§ **WHAT IS NEEDED**: Find each line containing the string "ylabel" and return it.
----------
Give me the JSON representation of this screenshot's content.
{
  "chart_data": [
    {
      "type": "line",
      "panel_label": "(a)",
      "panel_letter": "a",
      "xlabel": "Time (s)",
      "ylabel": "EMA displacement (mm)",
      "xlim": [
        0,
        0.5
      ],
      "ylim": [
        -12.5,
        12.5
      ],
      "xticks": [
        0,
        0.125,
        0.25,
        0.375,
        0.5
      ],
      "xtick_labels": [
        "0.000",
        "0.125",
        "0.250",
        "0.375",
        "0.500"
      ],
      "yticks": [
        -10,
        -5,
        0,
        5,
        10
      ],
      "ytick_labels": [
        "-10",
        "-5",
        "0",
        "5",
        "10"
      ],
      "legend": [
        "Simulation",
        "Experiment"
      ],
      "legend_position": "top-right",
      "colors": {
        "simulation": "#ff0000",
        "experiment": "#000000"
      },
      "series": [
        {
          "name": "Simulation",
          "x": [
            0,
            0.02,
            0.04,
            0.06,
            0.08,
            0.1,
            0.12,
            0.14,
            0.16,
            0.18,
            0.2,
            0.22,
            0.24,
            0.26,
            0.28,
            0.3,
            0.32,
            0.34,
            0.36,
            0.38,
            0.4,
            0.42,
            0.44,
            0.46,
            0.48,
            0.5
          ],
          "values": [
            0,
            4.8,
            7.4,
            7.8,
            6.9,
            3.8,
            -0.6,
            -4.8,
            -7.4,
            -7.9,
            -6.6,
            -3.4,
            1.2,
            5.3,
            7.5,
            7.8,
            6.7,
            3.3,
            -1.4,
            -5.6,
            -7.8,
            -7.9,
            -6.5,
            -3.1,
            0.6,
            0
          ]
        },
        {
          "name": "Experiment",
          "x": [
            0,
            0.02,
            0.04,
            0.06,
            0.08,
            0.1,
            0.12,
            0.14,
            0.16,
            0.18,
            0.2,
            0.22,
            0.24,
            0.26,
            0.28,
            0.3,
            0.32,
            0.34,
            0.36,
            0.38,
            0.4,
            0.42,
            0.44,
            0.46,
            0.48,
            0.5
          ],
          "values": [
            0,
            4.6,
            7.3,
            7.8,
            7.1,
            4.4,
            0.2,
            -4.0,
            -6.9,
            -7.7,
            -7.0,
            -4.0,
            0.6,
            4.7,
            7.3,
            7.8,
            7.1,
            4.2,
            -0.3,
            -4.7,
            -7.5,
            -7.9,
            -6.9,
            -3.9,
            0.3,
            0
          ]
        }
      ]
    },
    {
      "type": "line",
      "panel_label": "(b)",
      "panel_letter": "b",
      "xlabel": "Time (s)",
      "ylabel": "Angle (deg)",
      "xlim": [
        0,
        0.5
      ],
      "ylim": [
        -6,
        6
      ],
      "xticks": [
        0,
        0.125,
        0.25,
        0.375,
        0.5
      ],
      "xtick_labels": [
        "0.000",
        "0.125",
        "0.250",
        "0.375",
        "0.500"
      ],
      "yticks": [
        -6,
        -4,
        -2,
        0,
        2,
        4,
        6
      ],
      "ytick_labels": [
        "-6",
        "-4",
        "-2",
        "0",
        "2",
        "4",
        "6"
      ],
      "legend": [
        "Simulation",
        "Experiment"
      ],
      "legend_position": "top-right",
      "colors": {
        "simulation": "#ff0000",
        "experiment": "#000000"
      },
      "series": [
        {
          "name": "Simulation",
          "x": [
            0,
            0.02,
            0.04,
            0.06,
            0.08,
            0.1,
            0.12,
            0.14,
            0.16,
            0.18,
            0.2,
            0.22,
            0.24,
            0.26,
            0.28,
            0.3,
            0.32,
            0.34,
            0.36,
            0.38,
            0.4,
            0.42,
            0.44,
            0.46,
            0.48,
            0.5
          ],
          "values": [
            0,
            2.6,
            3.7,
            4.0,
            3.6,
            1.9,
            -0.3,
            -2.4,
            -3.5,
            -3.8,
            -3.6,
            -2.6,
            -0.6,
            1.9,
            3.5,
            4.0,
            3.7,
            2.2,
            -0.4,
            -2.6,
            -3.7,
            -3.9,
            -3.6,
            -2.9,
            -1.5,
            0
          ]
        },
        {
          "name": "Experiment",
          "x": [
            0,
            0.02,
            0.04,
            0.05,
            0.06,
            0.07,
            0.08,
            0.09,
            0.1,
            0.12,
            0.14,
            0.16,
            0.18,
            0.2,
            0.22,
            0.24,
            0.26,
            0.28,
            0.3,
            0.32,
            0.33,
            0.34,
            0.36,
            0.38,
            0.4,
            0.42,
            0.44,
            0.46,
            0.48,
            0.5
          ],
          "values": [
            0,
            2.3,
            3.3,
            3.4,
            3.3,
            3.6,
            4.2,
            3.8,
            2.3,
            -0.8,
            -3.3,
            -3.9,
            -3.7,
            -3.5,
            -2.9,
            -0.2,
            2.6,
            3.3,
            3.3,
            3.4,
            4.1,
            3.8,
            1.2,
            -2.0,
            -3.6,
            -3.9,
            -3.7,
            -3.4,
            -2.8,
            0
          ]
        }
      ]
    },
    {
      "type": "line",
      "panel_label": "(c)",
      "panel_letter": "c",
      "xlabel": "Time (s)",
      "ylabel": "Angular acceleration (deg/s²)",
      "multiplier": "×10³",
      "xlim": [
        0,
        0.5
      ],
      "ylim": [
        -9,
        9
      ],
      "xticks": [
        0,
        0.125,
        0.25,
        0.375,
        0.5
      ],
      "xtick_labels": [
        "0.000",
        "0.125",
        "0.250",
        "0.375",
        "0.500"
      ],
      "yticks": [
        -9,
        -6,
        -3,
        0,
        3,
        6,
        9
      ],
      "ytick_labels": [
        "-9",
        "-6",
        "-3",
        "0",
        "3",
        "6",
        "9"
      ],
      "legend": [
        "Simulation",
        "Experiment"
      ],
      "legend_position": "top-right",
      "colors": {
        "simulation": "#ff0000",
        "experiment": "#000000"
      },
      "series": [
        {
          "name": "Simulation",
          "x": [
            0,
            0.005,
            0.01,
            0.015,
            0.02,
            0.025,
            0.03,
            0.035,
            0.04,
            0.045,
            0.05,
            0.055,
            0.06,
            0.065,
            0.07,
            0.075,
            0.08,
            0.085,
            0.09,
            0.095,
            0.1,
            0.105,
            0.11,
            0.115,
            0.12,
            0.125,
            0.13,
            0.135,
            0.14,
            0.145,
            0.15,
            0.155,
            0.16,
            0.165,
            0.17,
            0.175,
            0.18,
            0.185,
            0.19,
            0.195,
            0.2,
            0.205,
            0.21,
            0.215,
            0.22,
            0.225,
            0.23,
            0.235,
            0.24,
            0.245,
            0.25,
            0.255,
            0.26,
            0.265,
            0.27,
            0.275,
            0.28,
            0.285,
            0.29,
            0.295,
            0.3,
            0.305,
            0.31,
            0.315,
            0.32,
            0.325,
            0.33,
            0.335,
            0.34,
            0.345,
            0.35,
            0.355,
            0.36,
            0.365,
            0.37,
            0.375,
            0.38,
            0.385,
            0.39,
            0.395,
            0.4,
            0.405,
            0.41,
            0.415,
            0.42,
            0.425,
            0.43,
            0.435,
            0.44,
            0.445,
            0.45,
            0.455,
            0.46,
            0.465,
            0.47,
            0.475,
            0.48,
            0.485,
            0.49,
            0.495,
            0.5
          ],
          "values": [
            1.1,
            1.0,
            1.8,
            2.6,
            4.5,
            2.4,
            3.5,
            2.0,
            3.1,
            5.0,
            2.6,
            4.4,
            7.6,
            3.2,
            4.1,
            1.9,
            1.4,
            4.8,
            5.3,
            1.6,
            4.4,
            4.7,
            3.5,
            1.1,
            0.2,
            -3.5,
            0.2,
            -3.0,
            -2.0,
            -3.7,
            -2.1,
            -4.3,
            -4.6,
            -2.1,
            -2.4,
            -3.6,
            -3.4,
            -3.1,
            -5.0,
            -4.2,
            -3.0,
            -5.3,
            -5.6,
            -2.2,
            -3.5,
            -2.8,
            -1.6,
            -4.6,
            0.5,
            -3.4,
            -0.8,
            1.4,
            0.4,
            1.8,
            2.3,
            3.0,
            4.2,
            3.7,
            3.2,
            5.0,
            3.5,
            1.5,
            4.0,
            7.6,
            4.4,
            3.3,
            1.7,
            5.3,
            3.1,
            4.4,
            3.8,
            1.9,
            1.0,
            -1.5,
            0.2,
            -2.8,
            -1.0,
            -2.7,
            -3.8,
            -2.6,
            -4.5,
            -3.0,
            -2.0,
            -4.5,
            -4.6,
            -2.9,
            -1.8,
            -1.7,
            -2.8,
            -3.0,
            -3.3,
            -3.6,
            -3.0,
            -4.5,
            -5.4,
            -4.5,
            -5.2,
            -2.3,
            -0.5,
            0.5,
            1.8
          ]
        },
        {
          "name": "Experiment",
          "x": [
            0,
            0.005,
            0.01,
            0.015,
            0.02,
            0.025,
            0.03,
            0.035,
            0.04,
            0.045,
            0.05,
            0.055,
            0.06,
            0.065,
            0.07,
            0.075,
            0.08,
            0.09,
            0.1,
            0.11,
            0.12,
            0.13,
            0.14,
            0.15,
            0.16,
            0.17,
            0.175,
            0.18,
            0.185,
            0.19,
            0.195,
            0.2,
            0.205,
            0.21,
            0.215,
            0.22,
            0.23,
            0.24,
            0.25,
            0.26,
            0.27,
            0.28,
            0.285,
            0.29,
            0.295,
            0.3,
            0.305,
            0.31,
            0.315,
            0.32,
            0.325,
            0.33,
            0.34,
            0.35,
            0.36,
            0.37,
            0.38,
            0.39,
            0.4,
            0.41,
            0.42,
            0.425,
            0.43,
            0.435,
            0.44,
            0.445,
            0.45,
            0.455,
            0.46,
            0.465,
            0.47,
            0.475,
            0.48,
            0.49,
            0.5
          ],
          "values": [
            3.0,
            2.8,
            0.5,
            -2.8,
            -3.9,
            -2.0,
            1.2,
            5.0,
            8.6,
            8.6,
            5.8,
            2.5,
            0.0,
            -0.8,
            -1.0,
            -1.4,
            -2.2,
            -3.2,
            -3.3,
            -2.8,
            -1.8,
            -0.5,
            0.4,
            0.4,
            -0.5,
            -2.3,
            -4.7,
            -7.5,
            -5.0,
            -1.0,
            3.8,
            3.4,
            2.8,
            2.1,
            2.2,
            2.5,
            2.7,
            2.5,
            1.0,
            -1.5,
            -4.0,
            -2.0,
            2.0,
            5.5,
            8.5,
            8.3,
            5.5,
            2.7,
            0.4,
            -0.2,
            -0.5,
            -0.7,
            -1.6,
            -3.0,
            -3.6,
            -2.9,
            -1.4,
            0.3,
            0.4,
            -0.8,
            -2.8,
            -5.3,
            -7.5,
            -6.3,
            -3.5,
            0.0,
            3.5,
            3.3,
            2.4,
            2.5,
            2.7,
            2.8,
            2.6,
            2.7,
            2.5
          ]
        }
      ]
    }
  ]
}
----------
§ **ANSWER TO THIS EXERCISE**:
      "ylabel": "EMA displacement (mm)",
      "ylabel": "Angle (deg)",
      "ylabel": "Angular acceleration (deg/s²)",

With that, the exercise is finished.